Filter the entries below, keeping every line that has the word "JSON".
>> START MATERIAL PROVIDED
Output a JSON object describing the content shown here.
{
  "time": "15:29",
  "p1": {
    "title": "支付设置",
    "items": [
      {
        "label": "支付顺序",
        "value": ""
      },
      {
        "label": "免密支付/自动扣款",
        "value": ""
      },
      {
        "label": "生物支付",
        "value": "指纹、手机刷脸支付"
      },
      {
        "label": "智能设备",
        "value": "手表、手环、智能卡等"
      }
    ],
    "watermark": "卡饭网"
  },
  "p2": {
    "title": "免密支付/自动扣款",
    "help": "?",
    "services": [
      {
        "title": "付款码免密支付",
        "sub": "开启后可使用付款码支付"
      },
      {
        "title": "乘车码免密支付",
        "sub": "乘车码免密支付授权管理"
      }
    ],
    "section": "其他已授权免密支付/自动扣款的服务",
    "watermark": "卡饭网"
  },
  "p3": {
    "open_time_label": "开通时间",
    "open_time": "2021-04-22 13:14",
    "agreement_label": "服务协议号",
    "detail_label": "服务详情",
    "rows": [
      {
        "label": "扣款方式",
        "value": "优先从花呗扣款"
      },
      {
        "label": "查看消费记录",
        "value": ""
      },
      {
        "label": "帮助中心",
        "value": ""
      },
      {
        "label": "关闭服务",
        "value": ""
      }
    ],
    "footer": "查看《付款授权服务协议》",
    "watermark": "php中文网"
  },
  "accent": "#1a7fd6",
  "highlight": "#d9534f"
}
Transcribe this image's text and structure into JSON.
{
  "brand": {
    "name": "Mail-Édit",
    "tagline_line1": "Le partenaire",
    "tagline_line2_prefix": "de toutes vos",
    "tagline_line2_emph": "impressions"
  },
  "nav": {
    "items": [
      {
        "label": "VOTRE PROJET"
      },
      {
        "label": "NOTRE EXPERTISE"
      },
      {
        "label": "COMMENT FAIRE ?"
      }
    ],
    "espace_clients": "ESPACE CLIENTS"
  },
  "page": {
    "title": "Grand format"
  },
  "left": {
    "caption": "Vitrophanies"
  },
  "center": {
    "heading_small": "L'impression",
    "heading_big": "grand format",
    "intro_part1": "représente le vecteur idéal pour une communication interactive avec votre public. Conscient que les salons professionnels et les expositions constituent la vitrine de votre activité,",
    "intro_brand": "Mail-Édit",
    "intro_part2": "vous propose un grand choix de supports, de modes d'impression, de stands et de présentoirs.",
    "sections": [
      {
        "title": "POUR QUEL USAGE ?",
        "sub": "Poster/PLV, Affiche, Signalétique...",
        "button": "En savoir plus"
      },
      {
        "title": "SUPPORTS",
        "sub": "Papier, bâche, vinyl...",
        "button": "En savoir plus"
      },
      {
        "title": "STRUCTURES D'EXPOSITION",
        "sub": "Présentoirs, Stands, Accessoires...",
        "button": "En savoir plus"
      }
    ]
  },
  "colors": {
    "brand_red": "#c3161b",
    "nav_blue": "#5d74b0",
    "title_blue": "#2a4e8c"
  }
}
>> END MATERIAL PROVIDED
OUTPUT FOR THIS TASK.
Output a JSON object describing the content shown here.
Transcribe this image's text and structure into JSON.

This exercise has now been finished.